**SET EXERCISE:**
Every line that contains the word "ylabel" should be copied.

** START INPUT FOR THIS TASK **

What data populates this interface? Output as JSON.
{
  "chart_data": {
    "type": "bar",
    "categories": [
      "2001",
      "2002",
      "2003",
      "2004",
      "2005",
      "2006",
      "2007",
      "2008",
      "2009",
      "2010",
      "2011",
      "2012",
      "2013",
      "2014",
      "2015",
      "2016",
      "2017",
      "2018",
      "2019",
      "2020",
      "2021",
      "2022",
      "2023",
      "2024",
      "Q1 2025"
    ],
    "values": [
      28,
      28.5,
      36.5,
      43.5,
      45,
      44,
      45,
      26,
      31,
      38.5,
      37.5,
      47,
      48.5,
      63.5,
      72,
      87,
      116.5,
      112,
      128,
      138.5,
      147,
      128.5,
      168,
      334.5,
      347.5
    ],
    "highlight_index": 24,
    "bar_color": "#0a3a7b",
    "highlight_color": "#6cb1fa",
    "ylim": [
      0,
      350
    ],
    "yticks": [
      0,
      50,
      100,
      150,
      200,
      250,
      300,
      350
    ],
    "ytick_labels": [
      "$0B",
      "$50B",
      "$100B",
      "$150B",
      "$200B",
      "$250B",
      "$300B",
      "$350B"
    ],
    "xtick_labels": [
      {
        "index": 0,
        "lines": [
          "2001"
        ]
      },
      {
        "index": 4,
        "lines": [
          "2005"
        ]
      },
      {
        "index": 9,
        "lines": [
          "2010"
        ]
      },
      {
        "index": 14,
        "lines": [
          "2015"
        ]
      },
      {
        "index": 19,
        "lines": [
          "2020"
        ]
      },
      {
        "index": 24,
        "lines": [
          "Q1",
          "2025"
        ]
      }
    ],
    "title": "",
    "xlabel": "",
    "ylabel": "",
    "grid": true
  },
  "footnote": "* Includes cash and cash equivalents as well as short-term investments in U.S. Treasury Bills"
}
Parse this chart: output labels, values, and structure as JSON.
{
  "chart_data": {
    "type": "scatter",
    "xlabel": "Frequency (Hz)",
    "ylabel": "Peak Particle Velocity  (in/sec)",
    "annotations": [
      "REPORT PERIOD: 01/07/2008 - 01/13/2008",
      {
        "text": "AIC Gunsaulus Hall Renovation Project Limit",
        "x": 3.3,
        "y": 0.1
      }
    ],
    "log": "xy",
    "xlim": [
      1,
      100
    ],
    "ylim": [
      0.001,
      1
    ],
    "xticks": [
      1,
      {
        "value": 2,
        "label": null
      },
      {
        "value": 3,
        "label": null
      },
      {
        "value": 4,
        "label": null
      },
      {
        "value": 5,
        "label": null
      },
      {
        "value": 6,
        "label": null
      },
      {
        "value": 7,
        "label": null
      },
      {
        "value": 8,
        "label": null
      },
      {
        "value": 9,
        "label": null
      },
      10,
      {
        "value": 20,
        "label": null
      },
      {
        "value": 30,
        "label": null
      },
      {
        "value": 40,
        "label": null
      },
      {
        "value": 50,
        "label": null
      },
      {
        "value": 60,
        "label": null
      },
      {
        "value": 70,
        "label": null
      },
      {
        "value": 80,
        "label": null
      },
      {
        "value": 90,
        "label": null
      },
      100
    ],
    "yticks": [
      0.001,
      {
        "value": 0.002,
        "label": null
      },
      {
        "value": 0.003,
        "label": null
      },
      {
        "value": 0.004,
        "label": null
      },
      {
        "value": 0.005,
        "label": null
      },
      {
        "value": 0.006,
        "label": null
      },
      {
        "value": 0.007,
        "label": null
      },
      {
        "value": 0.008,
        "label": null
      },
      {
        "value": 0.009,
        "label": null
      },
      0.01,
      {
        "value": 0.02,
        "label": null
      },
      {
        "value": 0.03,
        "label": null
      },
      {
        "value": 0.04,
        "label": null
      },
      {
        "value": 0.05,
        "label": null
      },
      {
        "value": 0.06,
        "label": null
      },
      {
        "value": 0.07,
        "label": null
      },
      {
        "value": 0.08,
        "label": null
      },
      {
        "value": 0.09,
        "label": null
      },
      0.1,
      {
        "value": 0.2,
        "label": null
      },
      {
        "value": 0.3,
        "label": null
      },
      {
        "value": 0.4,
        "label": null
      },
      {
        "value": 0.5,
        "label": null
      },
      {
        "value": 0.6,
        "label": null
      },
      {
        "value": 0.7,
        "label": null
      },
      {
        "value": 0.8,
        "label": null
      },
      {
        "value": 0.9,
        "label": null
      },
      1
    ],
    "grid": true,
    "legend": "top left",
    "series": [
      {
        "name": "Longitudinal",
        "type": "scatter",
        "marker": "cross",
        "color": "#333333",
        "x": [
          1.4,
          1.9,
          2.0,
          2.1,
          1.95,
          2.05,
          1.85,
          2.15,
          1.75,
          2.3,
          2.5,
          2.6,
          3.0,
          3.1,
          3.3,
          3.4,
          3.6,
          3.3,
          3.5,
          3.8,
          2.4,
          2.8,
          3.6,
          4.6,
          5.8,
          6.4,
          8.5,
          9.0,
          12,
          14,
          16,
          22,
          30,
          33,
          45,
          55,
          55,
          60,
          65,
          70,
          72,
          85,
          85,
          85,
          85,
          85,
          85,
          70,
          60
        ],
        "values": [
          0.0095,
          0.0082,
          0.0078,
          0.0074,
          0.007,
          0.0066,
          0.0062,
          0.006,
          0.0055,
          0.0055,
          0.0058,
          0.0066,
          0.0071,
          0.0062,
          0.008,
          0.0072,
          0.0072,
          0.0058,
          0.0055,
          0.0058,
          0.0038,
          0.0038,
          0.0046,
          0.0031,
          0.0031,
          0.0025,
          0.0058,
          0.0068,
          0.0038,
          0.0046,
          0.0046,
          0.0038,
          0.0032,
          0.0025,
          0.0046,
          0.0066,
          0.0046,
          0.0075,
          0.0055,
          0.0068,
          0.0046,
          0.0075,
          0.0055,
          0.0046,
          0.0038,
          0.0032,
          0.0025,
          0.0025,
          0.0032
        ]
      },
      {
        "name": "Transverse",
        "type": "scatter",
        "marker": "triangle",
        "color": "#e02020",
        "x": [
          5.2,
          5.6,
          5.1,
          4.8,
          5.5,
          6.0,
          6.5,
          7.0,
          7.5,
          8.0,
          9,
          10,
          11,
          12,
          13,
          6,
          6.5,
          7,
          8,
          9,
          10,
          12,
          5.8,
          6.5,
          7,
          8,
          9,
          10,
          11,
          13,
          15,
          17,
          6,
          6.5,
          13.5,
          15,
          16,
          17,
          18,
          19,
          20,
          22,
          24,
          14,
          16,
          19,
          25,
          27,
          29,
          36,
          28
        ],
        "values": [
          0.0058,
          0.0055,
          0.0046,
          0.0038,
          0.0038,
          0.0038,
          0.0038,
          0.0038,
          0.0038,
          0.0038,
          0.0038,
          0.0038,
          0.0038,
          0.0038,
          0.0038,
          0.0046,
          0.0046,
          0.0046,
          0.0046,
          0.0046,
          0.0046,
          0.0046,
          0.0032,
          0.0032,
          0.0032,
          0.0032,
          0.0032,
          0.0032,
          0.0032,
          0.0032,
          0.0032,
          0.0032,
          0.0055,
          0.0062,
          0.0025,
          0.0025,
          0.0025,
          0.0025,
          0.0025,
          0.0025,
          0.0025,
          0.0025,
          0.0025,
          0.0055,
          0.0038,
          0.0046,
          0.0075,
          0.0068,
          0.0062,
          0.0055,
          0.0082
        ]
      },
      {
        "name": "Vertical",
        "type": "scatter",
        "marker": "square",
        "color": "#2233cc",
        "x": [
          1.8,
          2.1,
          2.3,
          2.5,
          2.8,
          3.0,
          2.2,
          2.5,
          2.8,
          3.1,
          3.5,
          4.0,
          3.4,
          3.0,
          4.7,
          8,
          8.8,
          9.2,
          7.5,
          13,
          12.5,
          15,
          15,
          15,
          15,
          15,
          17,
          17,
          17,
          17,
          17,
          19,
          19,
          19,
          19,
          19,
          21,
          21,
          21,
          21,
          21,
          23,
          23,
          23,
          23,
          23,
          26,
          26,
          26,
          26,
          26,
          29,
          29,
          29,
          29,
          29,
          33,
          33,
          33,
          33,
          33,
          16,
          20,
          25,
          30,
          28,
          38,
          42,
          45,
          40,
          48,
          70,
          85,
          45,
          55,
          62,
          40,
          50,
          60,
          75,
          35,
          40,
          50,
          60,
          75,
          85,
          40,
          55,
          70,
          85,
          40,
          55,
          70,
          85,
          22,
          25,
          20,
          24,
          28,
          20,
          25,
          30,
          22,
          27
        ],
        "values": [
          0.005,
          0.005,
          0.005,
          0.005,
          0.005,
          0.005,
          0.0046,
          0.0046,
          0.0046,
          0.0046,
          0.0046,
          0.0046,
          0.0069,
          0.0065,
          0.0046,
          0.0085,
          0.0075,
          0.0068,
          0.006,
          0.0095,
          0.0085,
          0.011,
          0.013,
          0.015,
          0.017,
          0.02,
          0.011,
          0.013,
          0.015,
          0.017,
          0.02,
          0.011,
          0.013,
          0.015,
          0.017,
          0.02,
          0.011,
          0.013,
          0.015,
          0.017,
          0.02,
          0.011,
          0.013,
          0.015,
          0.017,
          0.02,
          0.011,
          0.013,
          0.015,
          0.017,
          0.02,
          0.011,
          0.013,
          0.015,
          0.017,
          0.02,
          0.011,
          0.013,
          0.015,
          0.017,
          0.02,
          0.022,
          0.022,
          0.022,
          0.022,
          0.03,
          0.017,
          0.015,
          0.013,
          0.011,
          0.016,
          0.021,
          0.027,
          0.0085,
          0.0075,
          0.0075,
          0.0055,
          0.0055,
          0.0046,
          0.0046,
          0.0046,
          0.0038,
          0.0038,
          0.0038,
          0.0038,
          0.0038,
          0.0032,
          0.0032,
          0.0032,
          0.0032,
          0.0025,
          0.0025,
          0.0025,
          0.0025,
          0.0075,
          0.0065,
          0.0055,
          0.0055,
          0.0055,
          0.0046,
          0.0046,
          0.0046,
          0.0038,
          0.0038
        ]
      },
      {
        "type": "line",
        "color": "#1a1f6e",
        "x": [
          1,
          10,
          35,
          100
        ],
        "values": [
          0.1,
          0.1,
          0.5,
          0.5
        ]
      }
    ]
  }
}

** END INPUT FOR THIS TASK **

**SOLVED PROBLEM:**
    "ylabel": "",
    "ylabel": "Peak Particle Velocity  (in/sec)",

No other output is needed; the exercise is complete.